Collection entries
--------------------

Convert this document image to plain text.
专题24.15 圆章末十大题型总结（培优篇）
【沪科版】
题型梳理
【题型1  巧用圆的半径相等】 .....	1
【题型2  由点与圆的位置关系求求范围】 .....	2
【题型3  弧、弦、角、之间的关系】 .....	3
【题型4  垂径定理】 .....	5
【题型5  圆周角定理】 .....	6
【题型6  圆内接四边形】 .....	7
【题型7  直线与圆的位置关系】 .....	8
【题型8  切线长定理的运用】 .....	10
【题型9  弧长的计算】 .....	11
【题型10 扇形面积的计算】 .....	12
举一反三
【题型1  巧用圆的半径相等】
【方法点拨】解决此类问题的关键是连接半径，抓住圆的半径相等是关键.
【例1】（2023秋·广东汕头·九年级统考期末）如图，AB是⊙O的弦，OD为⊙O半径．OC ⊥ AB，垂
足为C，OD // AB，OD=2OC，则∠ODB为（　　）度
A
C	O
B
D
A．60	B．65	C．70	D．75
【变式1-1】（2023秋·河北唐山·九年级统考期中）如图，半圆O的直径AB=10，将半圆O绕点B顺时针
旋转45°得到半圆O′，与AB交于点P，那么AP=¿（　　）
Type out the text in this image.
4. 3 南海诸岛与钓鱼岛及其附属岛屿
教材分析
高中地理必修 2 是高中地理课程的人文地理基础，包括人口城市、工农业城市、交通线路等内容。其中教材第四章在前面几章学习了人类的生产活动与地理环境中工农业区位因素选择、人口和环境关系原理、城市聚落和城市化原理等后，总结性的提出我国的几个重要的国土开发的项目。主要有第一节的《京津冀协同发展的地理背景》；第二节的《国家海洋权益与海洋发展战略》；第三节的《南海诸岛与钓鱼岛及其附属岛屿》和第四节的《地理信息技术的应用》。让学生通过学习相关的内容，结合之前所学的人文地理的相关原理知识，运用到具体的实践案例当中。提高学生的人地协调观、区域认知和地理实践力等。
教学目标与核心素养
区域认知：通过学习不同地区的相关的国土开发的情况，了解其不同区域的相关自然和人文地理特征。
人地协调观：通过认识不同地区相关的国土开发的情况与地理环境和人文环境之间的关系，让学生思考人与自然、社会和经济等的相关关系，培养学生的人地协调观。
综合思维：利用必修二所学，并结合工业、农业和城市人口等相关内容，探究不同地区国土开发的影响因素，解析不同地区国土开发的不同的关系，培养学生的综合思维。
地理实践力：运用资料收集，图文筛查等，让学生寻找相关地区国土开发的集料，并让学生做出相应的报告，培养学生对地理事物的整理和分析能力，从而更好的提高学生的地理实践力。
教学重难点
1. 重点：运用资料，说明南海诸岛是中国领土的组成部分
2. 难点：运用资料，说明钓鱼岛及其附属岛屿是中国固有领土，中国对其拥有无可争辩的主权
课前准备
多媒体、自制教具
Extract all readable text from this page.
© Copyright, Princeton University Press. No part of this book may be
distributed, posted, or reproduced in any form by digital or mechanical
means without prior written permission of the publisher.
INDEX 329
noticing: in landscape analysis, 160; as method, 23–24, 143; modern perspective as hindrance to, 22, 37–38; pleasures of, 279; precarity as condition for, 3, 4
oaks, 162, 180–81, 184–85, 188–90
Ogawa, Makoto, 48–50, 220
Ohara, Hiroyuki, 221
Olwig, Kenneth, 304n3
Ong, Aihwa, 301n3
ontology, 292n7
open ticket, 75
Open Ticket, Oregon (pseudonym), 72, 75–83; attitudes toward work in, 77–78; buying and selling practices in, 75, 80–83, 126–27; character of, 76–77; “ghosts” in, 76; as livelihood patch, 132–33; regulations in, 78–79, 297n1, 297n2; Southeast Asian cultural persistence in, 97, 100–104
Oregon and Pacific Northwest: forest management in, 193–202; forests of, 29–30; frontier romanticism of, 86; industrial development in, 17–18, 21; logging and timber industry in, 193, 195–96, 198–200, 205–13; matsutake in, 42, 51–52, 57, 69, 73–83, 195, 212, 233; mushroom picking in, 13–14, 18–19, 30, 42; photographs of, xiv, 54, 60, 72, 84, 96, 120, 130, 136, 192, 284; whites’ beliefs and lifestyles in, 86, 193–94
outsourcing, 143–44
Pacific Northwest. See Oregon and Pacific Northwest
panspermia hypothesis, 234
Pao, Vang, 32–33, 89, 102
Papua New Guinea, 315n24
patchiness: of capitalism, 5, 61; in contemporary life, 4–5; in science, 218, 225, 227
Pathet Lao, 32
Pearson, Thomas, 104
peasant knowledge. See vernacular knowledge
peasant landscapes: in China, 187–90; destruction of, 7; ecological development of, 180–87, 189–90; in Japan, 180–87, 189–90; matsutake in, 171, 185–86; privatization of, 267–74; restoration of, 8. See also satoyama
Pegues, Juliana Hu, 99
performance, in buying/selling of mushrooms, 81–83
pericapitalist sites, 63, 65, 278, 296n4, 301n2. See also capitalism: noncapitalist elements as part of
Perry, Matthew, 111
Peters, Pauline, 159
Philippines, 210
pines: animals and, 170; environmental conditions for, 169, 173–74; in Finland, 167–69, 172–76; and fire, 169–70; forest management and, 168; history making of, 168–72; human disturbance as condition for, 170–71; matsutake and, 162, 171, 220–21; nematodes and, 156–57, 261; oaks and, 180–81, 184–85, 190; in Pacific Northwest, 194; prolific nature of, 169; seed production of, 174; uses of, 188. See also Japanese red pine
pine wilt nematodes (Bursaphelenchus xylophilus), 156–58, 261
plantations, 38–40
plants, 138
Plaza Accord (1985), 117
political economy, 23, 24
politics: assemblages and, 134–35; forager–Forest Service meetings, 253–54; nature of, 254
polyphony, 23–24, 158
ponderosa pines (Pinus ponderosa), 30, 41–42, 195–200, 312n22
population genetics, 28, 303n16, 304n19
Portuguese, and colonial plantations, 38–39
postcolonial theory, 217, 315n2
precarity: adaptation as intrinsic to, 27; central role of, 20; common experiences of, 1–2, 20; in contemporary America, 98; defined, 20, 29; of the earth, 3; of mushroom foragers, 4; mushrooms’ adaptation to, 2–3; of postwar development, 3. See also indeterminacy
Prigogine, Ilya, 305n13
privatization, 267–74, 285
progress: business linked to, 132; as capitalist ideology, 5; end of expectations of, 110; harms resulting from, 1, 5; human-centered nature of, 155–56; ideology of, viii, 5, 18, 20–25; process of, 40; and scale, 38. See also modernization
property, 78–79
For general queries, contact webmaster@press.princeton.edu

--------------------

> Work instructions: Filter the data for the string "image" and copy every line that has it.

> Completed exercise:
Convert this document image to plain text.
Type out the text in this image.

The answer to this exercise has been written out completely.